- [WHAT THIS TASK INVOLVES]: Report back each line of the records that contains the string "电缆暴露于海床起始".

## Start PROVIDED MATERIAL

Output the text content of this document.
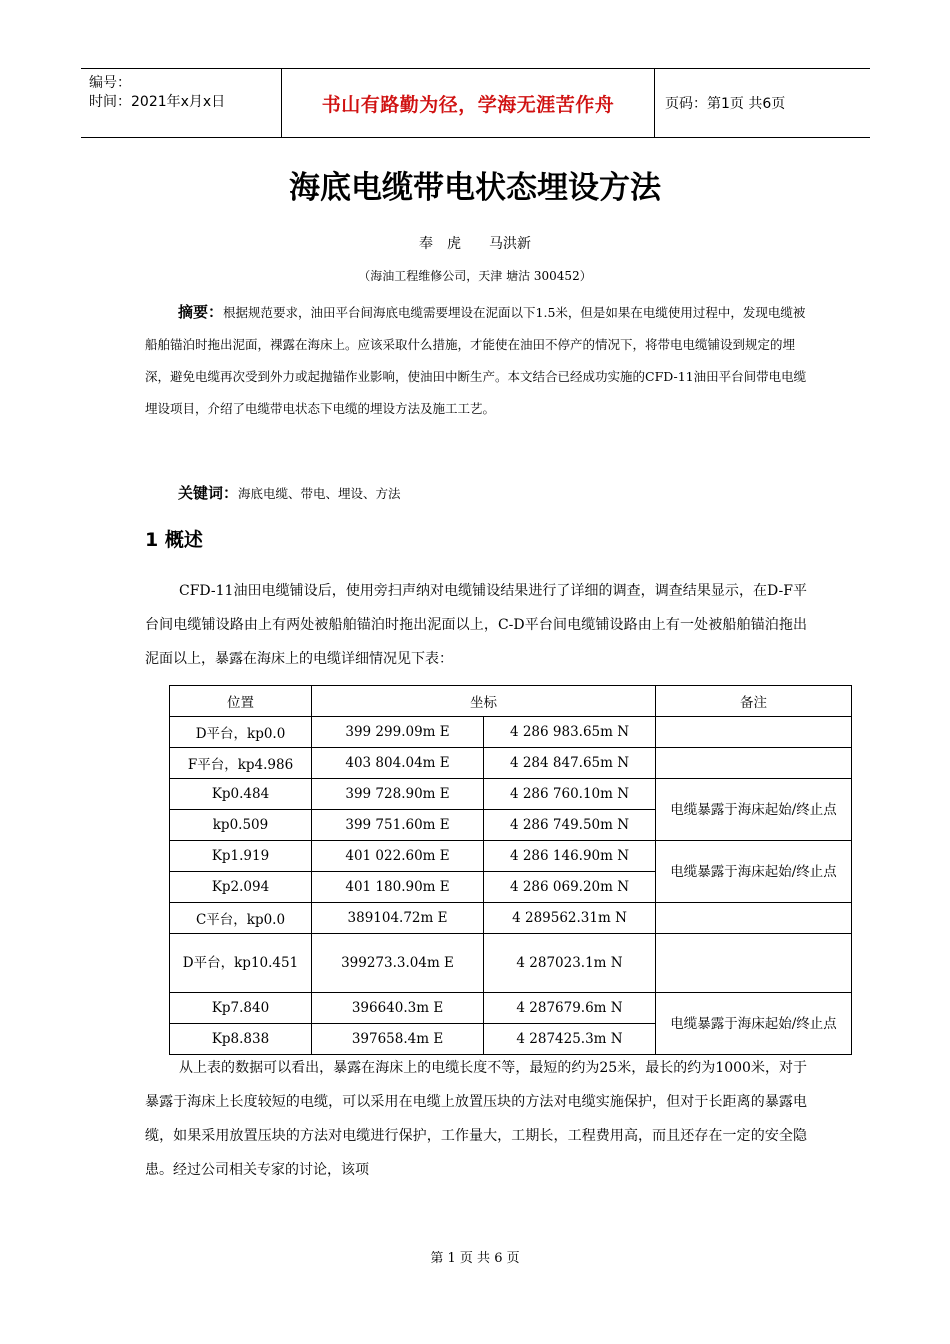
编号：
时间：2021年x月x日	书山有路勤为径，学海无涯苦作舟	页码：第1页 共6页
海底电缆带电状态埋设方法
奉　虎　　马洪新
（海油工程维修公司，天津 塘沽 300452）
摘要：根据规范要求，油田平台间海底电缆需要埋设在泥面以下1.5米，但是如果在电缆使用过程中，发现电缆被船舶锚泊时拖出泥面，裸露在海床上。应该采取什么措施，才能使在油田不停产的情况下，将带电电缆铺设到规定的埋深，避免电缆再次受到外力或起抛锚作业影响，使油田中断生产。本文结合已经成功实施的CFD-11油田平台间带电电缆埋设项目，介绍了电缆带电状态下电缆的埋设方法及施工工艺。
关键词：海底电缆、带电、埋设、方法
1 概述
CFD-11油田电缆铺设后，使用旁扫声纳对电缆铺设结果进行了详细的调查，调查结果显示，在D-F平台间电缆铺设路由上有两处被船舶锚泊时拖出泥面以上，C-D平台间电缆铺设路由上有一处被船舶锚泊拖出泥面以上，暴露在海床上的电缆详细情况见下表：
位置	坐标		备注
D平台，kp0.0	399 299.09m E	4 286 983.65m N	
F平台，kp4.986	403 804.04m E	4 284 847.65m N	
Kp0.484	399 728.90m E	4 286 760.10m N	电缆暴露于海床起始/终止点
kp0.509	399 751.60m E	4 286 749.50m N	
Kp1.919	401 022.60m E	4 286 146.90m N	电缆暴露于海床起始/终止点
Kp2.094	401 180.90m E	4 286 069.20m N	
C平台，kp0.0	389104.72m E	4 289562.31m N	
D平台，kp10.451	399273.3.04m E	4 287023.1m N	
Kp7.840	396640.3m E	4 287679.6m N	电缆暴露于海床起始/终止点
Kp8.838	397658.4m E	4 287425.3m N	
从上表的数据可以看出，暴露在海床上的电缆长度不等，最短的约为25米，最长的约为1000米，对于暴露于海床上长度较短的电缆，可以采用在电缆上放置压块的方法对电缆实施保护，但对于长距离的暴露电缆，如果采用放置压块的方法对电缆进行保护，工作量大，工期长，工程费用高，而且还存在一定的安全隐患。经过公司相关专家的讨论，该项
第 1 页 共 6 页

## End PROVIDED MATERIAL

- [THE ANSWER]:
Kp0.484	399 728.90m E	4 286 760.10m N	电缆暴露于海床起始/终止点
Kp1.919	401 022.60m E	4 286 146.90m N	电缆暴露于海床起始/终止点
Kp7.840	396640.3m E	4 287679.6m N	电缆暴露于海床起始/终止点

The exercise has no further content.